DESCRIPTION OF THE TASK »
Restate each of the lines below word for word and drop every picture.

Figure collection entries
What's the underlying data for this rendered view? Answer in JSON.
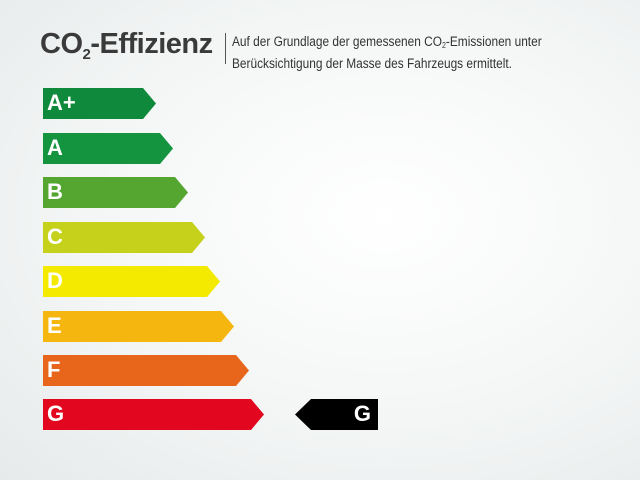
{
  "header": {
    "title_main": "CO",
    "title_sub": "2",
    "title_rest": "-Effizienz",
    "desc_line1_a": "Auf der Grundlage der gemessenen CO",
    "desc_line1_sub": "2",
    "desc_line1_b": "-Emissionen unter",
    "desc_line2": "Berücksichtigung der Masse des Fahrzeugs ermittelt."
  },
  "scale": [
    {
      "label": "A+",
      "color": "#0f8a3c"
    },
    {
      "label": "A",
      "color": "#14943f"
    },
    {
      "label": "B",
      "color": "#55a630"
    },
    {
      "label": "C",
      "color": "#c6d11c"
    },
    {
      "label": "D",
      "color": "#f4ea00"
    },
    {
      "label": "E",
      "color": "#f5b70f"
    },
    {
      "label": "F",
      "color": "#e7661b"
    },
    {
      "label": "G",
      "color": "#e2061e"
    }
  ],
  "rating": {
    "label": "G",
    "color": "#000000"
  }
}
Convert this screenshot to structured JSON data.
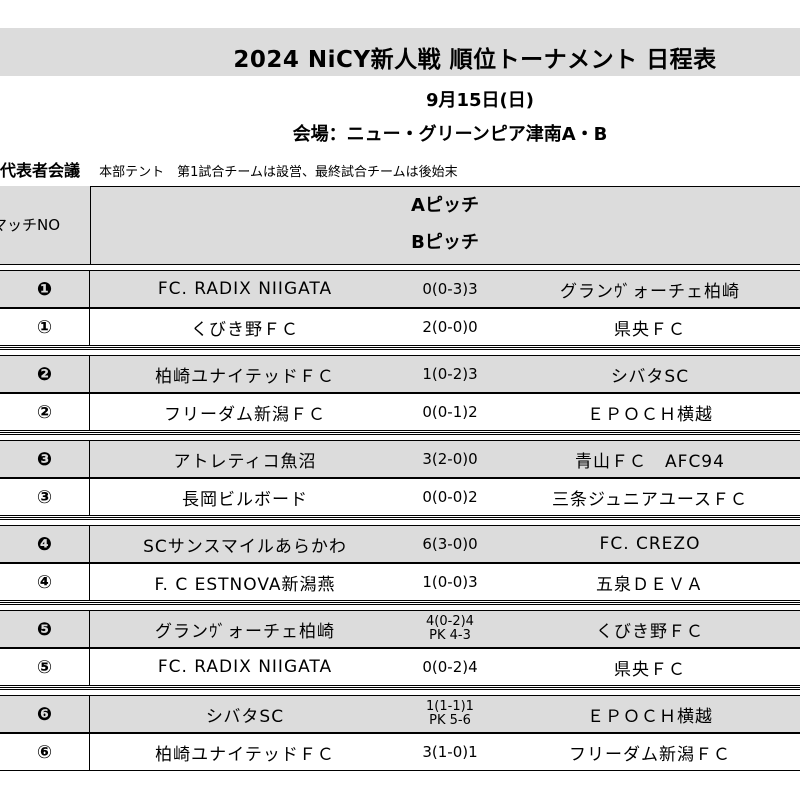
{
  "header": {
    "title": "2024 NiCY新人戦 順位トーナメント 日程表",
    "date": "9月15日(日)",
    "venue": "会場：ニュー・グリーンピア津南A・B",
    "meeting_label": "代表者会議",
    "meeting_note": "本部テント　第1試合チームは設営、最終試合チームは後始末"
  },
  "table": {
    "match_no_label": "マッチNO",
    "pitch_a": "Aピッチ",
    "pitch_b": "Bピッチ",
    "matches": [
      {
        "no": "❶",
        "home": "FC. RADIX NIIGATA",
        "score": "0(0-3)3",
        "pk": "",
        "away": "グランｳﾞォーチェ柏崎"
      },
      {
        "no": "①",
        "home": "くびき野ＦＣ",
        "score": "2(0-0)0",
        "pk": "",
        "away": "県央ＦＣ"
      },
      {
        "no": "❷",
        "home": "柏崎ユナイテッドＦＣ",
        "score": "1(0-2)3",
        "pk": "",
        "away": "シバタSC"
      },
      {
        "no": "②",
        "home": "フリーダム新潟ＦＣ",
        "score": "0(0-1)2",
        "pk": "",
        "away": "ＥＰＯＣＨ横越"
      },
      {
        "no": "❸",
        "home": "アトレティコ魚沼",
        "score": "3(2-0)0",
        "pk": "",
        "away": "青山ＦＣ　AFC94"
      },
      {
        "no": "③",
        "home": "長岡ビルボード",
        "score": "0(0-0)2",
        "pk": "",
        "away": "三条ジュニアユースＦＣ"
      },
      {
        "no": "❹",
        "home": "SCサンスマイルあらかわ",
        "score": "6(3-0)0",
        "pk": "",
        "away": "FC. CREZO"
      },
      {
        "no": "④",
        "home": "F. C ESTNOVA新潟燕",
        "score": "1(0-0)3",
        "pk": "",
        "away": "五泉ＤＥＶＡ"
      },
      {
        "no": "❺",
        "home": "グランｳﾞォーチェ柏崎",
        "score": "4(0-2)4",
        "pk": "PK 4-3",
        "away": "くびき野ＦＣ"
      },
      {
        "no": "⑤",
        "home": "FC. RADIX NIIGATA",
        "score": "0(0-2)4",
        "pk": "",
        "away": "県央ＦＣ"
      },
      {
        "no": "❻",
        "home": "シバタSC",
        "score": "1(1-1)1",
        "pk": "PK 5-6",
        "away": "ＥＰＯＣＨ横越"
      },
      {
        "no": "⑥",
        "home": "柏崎ユナイテッドＦＣ",
        "score": "3(1-0)1",
        "pk": "",
        "away": "フリーダム新潟ＦＣ"
      }
    ]
  }
}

SOLUTION FOR THIS PROBLEM »
What's the underlying data for this rendered view? Answer in JSON.
{
  "header": {
    "title_main": "CO",
    "title_sub": "2",
    "title_rest": "-Effizienz",
    "desc_line1_a": "Auf der Grundlage der gemessenen CO",
    "desc_line1_sub": "2",
    "desc_line1_b": "-Emissionen unter",
    "desc_line2": "Berücksichtigung der Masse des Fahrzeugs ermittelt."
  },
  "scale": [
    {
      "label": "A+",
      "color": "#0f8a3c"
    },
    {
      "label": "A",
      "color": "#14943f"
    },
    {
      "label": "B",
      "color": "#55a630"
    },
    {
      "label": "C",
      "color": "#c6d11c"
    },
    {
      "label": "D",
      "color": "#f4ea00"
    },
    {
      "label": "E",
      "color": "#f5b70f"
    },
    {
      "label": "F",
      "color": "#e7661b"
    },
    {
      "label": "G",
      "color": "#e2061e"
    }
  ],
  "rating": {
    "label": "G",
    "color": "#000000"
  }
}
Convert this screenshot to structured JSON data.
{
  "header": {
    "title": "2024 NiCY新人戦 順位トーナメント 日程表",
    "date": "9月15日(日)",
    "venue": "会場：ニュー・グリーンピア津南A・B",
    "meeting_label": "代表者会議",
    "meeting_note": "本部テント　第1試合チームは設営、最終試合チームは後始末"
  },
  "table": {
    "match_no_label": "マッチNO",
    "pitch_a": "Aピッチ",
    "pitch_b": "Bピッチ",
    "matches": [
      {
        "no": "❶",
        "home": "FC. RADIX NIIGATA",
        "score": "0(0-3)3",
        "pk": "",
        "away": "グランｳﾞォーチェ柏崎"
      },
      {
        "no": "①",
        "home": "くびき野ＦＣ",
        "score": "2(0-0)0",
        "pk": "",
        "away": "県央ＦＣ"
      },
      {
        "no": "❷",
        "home": "柏崎ユナイテッドＦＣ",
        "score": "1(0-2)3",
        "pk": "",
        "away": "シバタSC"
      },
      {
        "no": "②",
        "home": "フリーダム新潟ＦＣ",
        "score": "0(0-1)2",
        "pk": "",
        "away": "ＥＰＯＣＨ横越"
      },
      {
        "no": "❸",
        "home": "アトレティコ魚沼",
        "score": "3(2-0)0",
        "pk": "",
        "away": "青山ＦＣ　AFC94"
      },
      {
        "no": "③",
        "home": "長岡ビルボード",
        "score": "0(0-0)2",
        "pk": "",
        "away": "三条ジュニアユースＦＣ"
      },
      {
        "no": "❹",
        "home": "SCサンスマイルあらかわ",
        "score": "6(3-0)0",
        "pk": "",
        "away": "FC. CREZO"
      },
      {
        "no": "④",
        "home": "F. C ESTNOVA新潟燕",
        "score": "1(0-0)3",
        "pk": "",
        "away": "五泉ＤＥＶＡ"
      },
      {
        "no": "❺",
        "home": "グランｳﾞォーチェ柏崎",
        "score": "4(0-2)4",
        "pk": "PK 4-3",
        "away": "くびき野ＦＣ"
      },
      {
        "no": "⑤",
        "home": "FC. RADIX NIIGATA",
        "score": "0(0-2)4",
        "pk": "",
        "away": "県央ＦＣ"
      },
      {
        "no": "❻",
        "home": "シバタSC",
        "score": "1(1-1)1",
        "pk": "PK 5-6",
        "away": "ＥＰＯＣＨ横越"
      },
      {
        "no": "⑥",
        "home": "柏崎ユナイテッドＦＣ",
        "score": "3(1-0)1",
        "pk": "",
        "away": "フリーダム新潟ＦＣ"
      }
    ]
  }
}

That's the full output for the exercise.